Check each line of the records below and collect those holding "ágúst".

————————

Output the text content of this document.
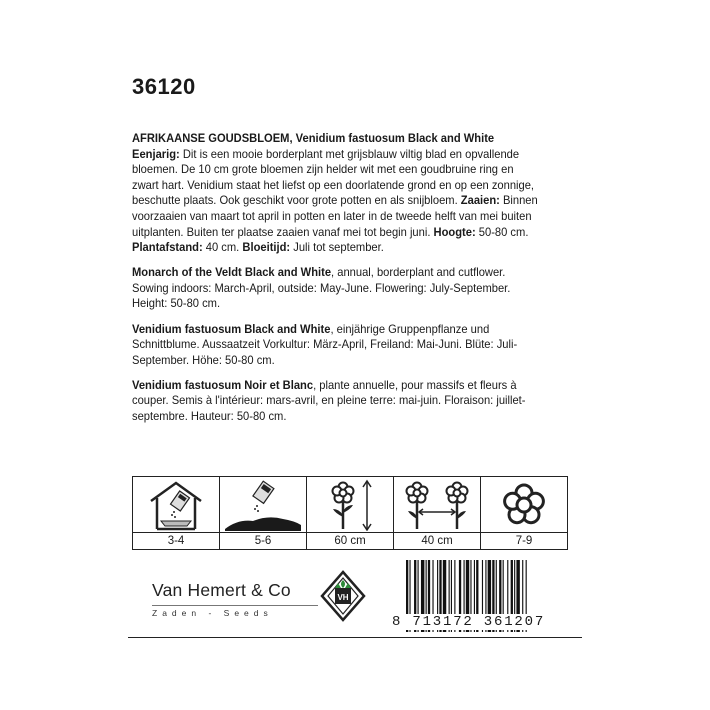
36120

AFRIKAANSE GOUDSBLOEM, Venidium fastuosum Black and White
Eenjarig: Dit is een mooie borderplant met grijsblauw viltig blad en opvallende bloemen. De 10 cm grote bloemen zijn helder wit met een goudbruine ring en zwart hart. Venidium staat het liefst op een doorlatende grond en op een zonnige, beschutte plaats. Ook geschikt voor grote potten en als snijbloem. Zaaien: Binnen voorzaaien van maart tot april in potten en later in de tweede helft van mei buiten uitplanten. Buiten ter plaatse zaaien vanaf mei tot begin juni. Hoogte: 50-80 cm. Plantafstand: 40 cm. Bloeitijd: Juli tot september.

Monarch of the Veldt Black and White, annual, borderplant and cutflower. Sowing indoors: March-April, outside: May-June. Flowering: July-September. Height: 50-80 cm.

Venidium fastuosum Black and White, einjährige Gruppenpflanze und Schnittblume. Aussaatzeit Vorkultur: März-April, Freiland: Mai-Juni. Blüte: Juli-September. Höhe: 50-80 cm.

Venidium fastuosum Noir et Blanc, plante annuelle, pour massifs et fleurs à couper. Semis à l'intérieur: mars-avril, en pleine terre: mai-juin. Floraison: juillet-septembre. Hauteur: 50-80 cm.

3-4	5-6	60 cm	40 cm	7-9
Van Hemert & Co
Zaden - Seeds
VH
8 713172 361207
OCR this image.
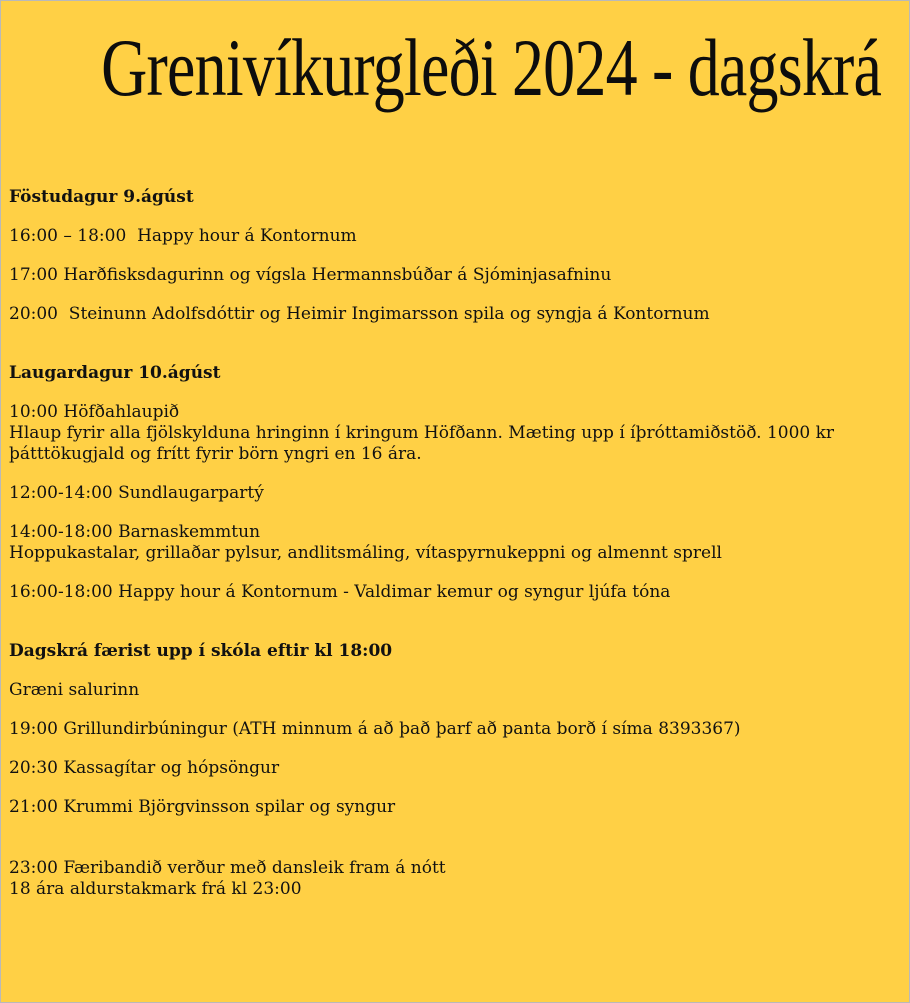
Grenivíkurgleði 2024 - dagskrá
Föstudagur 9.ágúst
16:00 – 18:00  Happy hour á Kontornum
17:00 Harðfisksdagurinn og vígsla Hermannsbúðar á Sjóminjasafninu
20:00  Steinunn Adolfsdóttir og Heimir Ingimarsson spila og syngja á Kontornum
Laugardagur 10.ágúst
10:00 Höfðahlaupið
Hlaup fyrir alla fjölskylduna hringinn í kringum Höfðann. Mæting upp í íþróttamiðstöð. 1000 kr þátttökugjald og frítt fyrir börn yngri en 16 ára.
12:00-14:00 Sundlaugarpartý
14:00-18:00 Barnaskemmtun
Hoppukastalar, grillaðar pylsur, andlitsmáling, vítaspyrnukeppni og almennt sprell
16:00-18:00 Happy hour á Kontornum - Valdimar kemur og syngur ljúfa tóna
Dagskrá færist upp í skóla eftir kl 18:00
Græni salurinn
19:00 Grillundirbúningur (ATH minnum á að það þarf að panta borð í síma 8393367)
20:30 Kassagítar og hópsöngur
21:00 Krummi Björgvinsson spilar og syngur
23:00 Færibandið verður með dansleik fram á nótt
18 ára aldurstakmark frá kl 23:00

————————

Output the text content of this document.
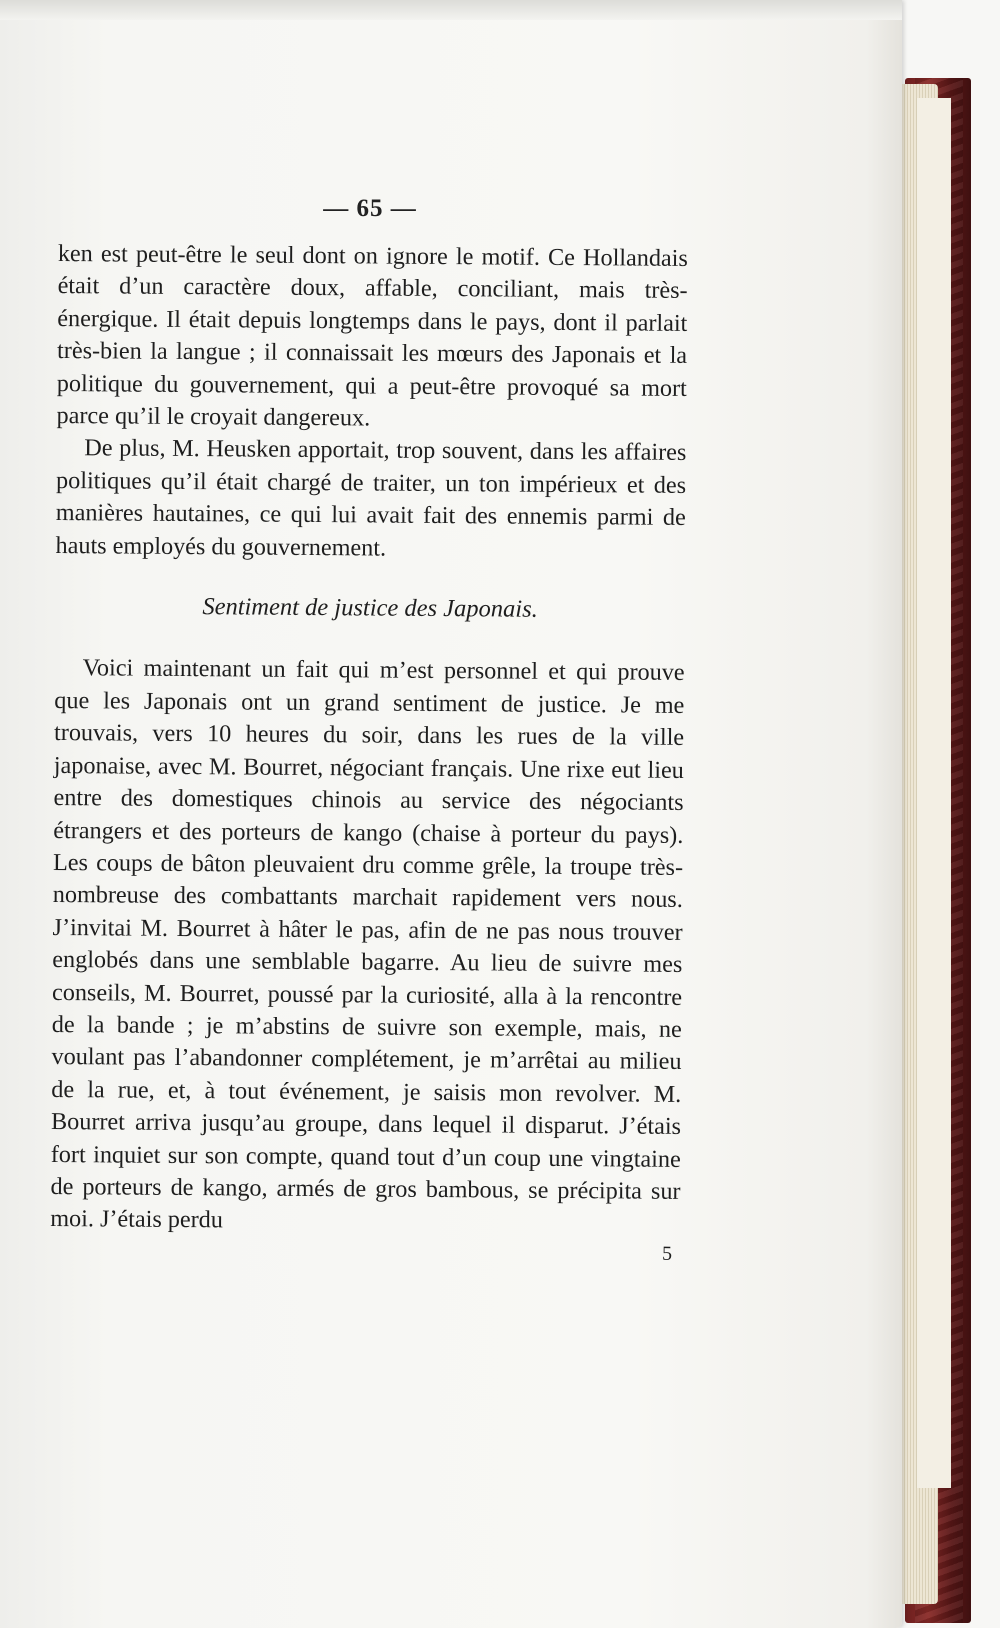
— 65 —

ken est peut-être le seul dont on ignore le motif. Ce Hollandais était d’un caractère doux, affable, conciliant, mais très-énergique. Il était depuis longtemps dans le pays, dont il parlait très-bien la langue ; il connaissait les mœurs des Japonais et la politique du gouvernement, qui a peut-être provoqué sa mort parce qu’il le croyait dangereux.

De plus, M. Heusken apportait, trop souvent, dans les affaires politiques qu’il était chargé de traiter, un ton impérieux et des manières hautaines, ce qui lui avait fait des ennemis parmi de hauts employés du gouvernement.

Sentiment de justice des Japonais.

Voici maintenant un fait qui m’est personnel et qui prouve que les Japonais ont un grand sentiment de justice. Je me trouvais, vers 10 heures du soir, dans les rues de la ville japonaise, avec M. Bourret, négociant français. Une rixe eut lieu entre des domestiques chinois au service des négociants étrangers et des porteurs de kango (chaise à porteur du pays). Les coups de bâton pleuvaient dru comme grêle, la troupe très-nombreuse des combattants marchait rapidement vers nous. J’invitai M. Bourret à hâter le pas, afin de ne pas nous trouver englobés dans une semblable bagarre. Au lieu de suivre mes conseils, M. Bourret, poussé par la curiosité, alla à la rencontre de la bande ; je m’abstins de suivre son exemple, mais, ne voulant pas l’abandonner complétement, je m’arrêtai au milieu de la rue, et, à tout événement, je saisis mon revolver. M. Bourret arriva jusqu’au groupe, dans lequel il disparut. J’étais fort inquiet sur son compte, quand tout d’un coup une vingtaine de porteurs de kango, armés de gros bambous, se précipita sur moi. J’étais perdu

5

————————

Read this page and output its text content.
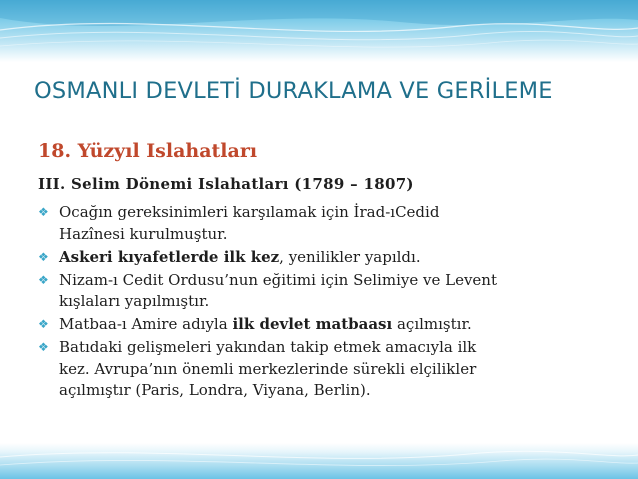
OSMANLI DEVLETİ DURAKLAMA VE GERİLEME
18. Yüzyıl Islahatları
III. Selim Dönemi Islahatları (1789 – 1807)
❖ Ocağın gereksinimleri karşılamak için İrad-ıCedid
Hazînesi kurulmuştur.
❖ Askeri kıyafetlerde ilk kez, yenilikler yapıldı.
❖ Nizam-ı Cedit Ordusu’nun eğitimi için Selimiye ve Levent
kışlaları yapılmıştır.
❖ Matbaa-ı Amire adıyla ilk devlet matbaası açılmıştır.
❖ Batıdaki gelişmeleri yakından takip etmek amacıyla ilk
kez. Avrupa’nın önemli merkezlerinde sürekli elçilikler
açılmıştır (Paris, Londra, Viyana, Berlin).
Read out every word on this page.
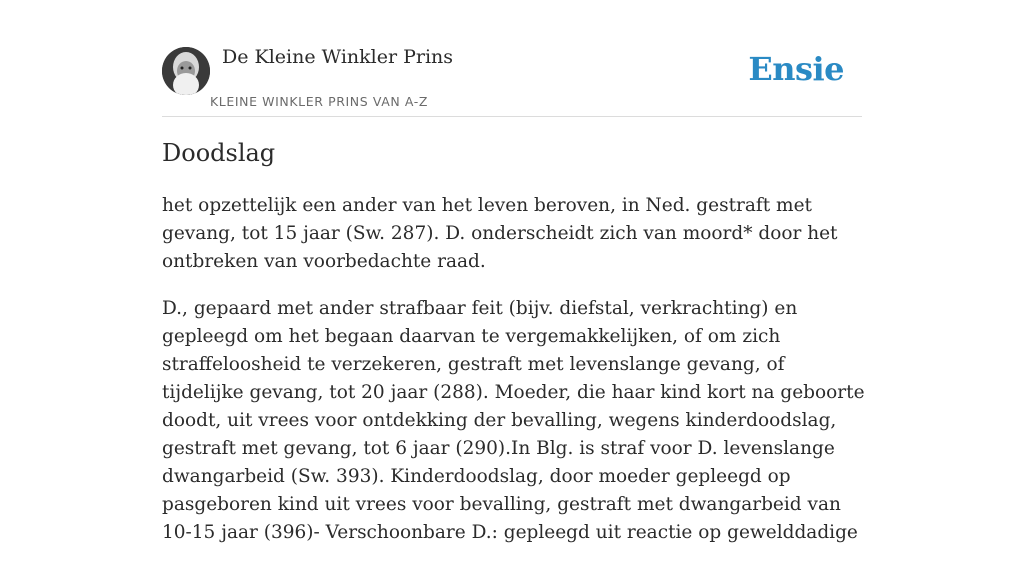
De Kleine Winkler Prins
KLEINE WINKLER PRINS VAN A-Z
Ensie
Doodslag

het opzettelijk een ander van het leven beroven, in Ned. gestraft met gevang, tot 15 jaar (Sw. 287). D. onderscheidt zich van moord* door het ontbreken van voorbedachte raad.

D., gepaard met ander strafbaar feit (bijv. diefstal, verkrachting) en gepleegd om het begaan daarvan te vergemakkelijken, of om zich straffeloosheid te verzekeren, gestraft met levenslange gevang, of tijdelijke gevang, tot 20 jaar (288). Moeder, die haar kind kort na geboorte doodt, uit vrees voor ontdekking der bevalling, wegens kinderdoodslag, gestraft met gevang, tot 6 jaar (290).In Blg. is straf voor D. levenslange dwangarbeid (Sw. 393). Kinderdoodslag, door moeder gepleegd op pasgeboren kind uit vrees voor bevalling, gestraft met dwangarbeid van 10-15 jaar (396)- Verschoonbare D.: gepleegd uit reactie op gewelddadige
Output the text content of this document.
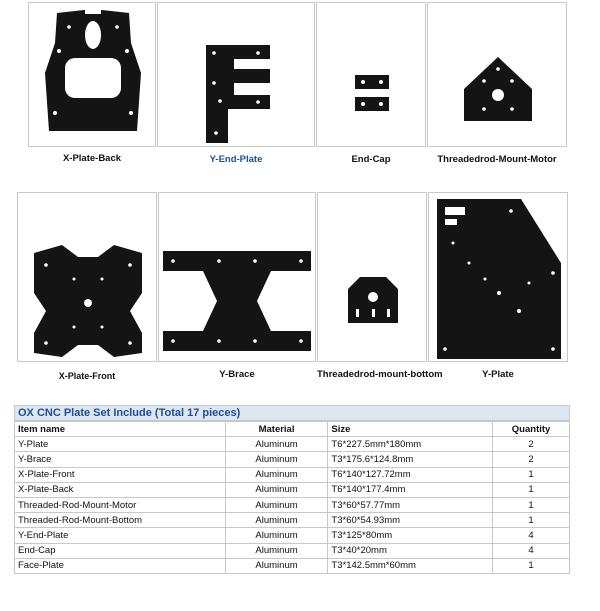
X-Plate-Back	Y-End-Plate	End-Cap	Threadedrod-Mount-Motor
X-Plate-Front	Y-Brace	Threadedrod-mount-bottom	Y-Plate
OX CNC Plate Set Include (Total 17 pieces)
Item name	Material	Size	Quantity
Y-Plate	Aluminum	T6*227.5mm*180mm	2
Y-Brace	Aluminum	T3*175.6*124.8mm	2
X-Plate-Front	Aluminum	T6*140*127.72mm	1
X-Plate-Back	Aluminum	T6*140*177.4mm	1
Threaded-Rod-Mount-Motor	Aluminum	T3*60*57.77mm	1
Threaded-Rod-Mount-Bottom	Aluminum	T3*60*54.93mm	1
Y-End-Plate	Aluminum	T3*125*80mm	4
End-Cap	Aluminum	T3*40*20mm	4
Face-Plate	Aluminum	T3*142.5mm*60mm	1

————————

→ **OUTPUT BELOW**
Föstudagur 9.ágúst
Laugardagur 10.ágúst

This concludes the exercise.